[Start Dataset excerpts]
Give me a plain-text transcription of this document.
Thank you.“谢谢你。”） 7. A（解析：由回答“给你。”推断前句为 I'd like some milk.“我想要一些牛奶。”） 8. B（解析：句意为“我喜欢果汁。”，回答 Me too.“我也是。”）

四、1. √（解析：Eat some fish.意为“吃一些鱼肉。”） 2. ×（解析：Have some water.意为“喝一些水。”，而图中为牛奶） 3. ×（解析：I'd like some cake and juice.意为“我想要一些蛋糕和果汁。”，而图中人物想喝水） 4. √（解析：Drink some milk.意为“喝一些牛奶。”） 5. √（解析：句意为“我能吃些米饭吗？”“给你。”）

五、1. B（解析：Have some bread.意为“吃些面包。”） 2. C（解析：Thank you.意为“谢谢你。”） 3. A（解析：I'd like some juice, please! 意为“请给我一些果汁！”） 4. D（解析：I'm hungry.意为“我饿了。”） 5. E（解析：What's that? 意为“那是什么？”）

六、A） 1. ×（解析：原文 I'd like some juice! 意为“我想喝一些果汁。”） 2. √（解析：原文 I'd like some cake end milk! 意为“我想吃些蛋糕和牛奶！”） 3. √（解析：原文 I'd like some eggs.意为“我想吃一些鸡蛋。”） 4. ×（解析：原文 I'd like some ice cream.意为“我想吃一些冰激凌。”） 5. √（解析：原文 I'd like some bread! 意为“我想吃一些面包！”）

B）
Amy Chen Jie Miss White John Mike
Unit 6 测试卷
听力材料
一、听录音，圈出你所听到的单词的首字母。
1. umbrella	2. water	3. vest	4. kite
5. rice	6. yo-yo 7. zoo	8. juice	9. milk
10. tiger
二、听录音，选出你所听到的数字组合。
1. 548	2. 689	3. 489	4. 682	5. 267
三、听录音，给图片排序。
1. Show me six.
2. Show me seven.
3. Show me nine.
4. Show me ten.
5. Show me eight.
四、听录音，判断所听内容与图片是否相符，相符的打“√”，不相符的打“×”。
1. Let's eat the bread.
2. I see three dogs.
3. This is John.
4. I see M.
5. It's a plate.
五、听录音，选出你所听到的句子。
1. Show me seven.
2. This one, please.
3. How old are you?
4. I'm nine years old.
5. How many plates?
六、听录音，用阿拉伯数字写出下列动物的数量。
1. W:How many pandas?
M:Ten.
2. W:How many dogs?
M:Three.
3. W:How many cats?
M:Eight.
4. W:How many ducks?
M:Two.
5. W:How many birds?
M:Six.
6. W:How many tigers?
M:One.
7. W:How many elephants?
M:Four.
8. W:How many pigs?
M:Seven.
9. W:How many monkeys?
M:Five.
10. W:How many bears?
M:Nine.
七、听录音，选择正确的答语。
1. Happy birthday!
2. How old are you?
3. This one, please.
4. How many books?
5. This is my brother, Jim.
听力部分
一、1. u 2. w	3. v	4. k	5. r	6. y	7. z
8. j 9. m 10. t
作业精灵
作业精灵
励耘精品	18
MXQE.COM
[End Dataset excerpts]
Pick out all lines containing the string "John".

> Expected answer:
Amy Chen Jie Miss White John Mike
3. This is John.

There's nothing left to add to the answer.